Material to process:
* START *
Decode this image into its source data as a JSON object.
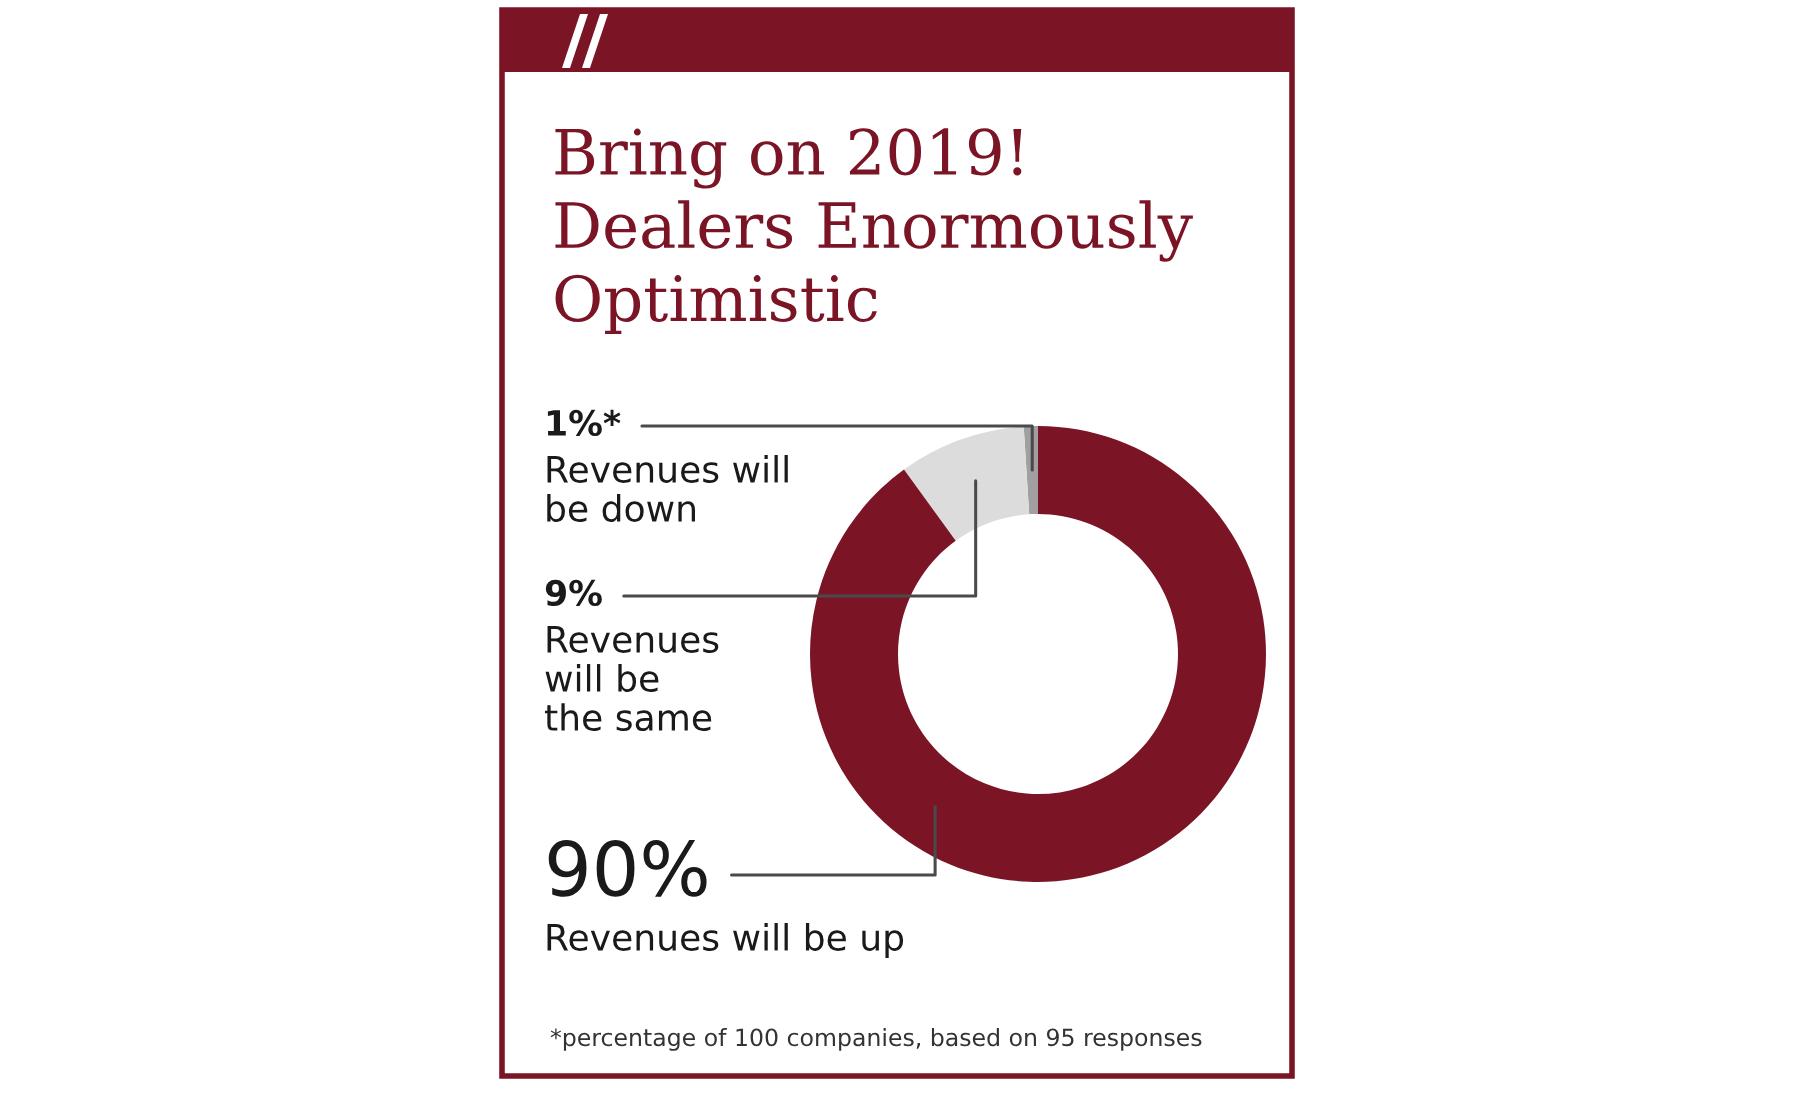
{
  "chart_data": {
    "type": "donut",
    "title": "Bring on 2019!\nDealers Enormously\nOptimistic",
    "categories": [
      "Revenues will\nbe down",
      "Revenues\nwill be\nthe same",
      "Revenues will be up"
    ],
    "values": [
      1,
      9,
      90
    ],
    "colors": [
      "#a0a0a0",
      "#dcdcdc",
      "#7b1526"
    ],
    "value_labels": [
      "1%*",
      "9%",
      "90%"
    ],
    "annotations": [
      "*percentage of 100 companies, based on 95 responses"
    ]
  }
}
* END *
Task directions: Give only the count of lines in which the string "Revenues" appears.

Problem solution: 3